**Exercise instructions**
Reproduce everything from the line containing "colorbar-segment <box>1016 625 1159 637</box>" down to the line containing "lat-label: 5°N <box>24 221 37 229</box>", both ends included, without altering a character.

**Entries provided**
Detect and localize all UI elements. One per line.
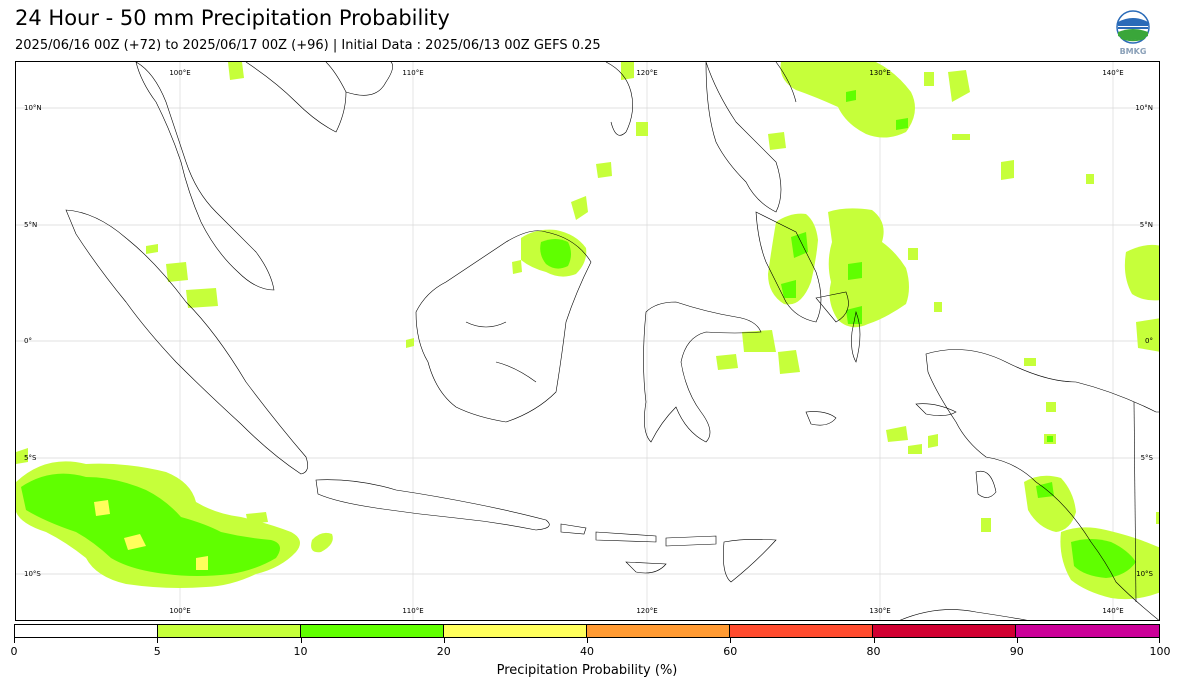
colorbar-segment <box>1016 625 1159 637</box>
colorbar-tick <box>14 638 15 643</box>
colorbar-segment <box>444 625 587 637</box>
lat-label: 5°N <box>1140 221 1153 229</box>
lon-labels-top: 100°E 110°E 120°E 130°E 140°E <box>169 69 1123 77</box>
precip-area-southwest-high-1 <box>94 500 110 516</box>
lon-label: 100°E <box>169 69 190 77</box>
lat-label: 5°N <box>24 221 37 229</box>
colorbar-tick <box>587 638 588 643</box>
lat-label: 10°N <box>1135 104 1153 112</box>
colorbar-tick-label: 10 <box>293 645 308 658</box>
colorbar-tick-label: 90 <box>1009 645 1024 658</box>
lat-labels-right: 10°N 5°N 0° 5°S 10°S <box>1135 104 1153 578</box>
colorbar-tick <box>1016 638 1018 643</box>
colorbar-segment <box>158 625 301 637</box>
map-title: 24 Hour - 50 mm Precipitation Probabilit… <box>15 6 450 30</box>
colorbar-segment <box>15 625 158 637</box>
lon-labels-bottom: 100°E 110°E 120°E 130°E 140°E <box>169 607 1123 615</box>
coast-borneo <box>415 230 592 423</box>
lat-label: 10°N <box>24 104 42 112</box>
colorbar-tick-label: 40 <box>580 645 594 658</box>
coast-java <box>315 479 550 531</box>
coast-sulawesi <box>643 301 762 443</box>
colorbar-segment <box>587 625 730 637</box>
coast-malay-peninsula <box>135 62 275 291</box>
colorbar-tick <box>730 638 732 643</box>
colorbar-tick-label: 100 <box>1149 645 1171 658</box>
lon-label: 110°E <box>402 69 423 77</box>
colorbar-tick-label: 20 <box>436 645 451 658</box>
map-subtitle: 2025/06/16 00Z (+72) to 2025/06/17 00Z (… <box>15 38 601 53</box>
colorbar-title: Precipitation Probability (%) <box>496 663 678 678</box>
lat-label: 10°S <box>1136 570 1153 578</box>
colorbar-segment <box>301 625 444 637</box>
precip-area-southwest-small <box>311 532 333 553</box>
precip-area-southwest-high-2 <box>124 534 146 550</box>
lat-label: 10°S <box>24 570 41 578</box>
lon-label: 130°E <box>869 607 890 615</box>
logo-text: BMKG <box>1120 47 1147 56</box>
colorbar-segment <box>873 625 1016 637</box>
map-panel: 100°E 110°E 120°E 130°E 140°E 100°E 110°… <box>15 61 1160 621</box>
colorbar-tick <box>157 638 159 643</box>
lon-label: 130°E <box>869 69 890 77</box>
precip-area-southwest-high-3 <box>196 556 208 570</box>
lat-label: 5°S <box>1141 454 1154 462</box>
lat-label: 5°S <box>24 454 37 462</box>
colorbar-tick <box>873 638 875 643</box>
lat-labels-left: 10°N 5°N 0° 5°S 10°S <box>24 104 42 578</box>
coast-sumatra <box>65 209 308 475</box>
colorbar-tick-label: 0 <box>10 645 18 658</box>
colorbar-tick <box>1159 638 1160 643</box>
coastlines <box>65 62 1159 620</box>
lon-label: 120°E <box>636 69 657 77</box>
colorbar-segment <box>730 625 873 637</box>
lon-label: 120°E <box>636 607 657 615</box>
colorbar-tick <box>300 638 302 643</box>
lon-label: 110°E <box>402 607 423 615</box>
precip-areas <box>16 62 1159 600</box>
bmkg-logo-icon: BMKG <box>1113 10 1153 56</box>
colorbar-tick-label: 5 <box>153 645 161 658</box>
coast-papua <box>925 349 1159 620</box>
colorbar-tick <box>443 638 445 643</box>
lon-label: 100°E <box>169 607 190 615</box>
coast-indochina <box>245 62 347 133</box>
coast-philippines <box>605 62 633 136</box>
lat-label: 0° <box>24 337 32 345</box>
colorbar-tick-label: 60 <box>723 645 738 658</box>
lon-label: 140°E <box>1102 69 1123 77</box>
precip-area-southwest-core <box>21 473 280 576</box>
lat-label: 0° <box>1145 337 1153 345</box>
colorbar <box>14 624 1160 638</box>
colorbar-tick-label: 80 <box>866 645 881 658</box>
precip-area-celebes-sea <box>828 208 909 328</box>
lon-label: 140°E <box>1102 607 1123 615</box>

**Task result**
colorbar-segment <box>1016 625 1159 637</box>
colorbar-tick <box>14 638 15 643</box>
colorbar-segment <box>444 625 587 637</box>
lat-label: 5°N <box>1140 221 1153 229</box>
lon-labels-top: 100°E 110°E 120°E 130°E 140°E <box>169 69 1123 77</box>
precip-area-southwest-high-1 <box>94 500 110 516</box>
lon-label: 100°E <box>169 69 190 77</box>
lat-label: 5°N <box>24 221 37 229</box>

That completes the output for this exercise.